**AIM OF THE TASK**
Check every line of the entries that follow, and copy the ones containing "학습공동체".

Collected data

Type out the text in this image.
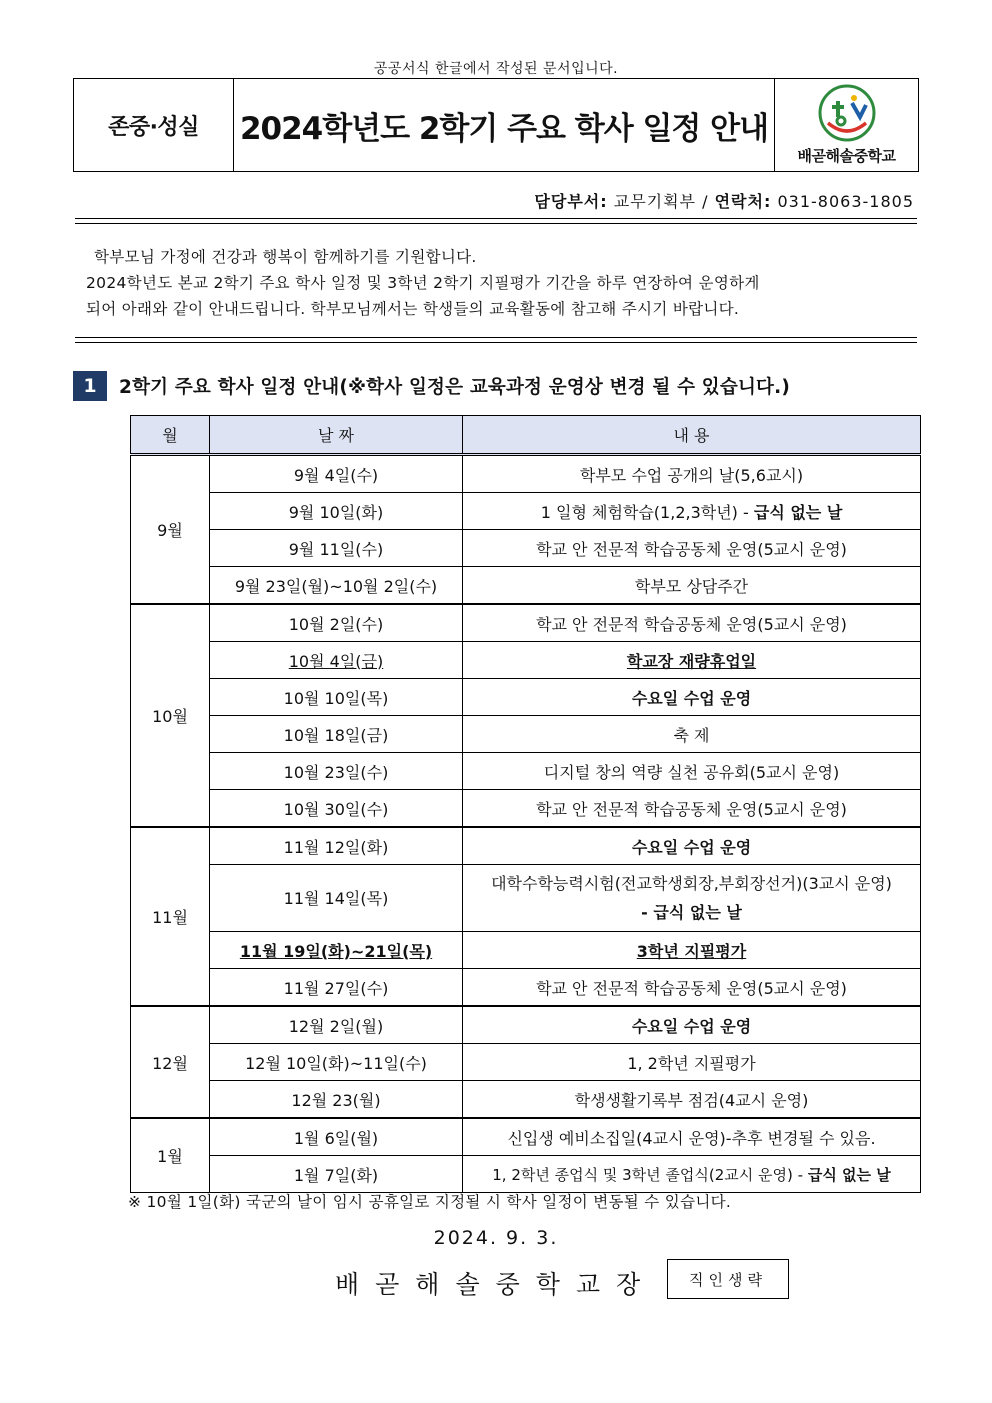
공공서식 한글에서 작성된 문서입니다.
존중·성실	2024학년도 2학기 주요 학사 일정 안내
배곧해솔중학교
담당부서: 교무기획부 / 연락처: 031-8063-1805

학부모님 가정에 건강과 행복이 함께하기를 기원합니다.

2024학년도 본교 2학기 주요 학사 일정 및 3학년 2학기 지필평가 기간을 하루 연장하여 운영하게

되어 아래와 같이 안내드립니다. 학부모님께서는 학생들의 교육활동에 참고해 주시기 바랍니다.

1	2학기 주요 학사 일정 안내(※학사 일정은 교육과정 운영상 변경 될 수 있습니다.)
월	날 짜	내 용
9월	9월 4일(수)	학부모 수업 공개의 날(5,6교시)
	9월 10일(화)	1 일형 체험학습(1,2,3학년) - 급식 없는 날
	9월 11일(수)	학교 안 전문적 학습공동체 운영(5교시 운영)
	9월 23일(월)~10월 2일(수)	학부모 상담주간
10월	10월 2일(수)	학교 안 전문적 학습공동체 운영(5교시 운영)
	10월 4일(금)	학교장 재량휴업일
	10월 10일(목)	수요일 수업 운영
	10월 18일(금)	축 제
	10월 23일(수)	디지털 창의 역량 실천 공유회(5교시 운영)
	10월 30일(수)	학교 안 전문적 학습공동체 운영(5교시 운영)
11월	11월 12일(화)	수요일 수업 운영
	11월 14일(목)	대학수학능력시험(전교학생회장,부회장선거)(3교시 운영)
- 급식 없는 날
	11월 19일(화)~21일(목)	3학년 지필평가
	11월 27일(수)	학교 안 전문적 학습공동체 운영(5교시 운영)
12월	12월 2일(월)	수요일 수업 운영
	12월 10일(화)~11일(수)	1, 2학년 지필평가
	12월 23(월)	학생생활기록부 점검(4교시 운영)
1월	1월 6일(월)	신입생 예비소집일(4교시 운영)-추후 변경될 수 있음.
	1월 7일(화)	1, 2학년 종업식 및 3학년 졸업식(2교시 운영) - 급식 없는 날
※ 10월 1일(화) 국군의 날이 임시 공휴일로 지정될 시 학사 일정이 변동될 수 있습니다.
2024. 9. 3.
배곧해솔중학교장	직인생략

**SOLUTION TO THIS EXERCISE**
	9월 11일(수)	학교 안 전문적 학습공동체 운영(5교시 운영)
10월	10월 2일(수)	학교 안 전문적 학습공동체 운영(5교시 운영)
	10월 30일(수)	학교 안 전문적 학습공동체 운영(5교시 운영)
	11월 27일(수)	학교 안 전문적 학습공동체 운영(5교시 운영)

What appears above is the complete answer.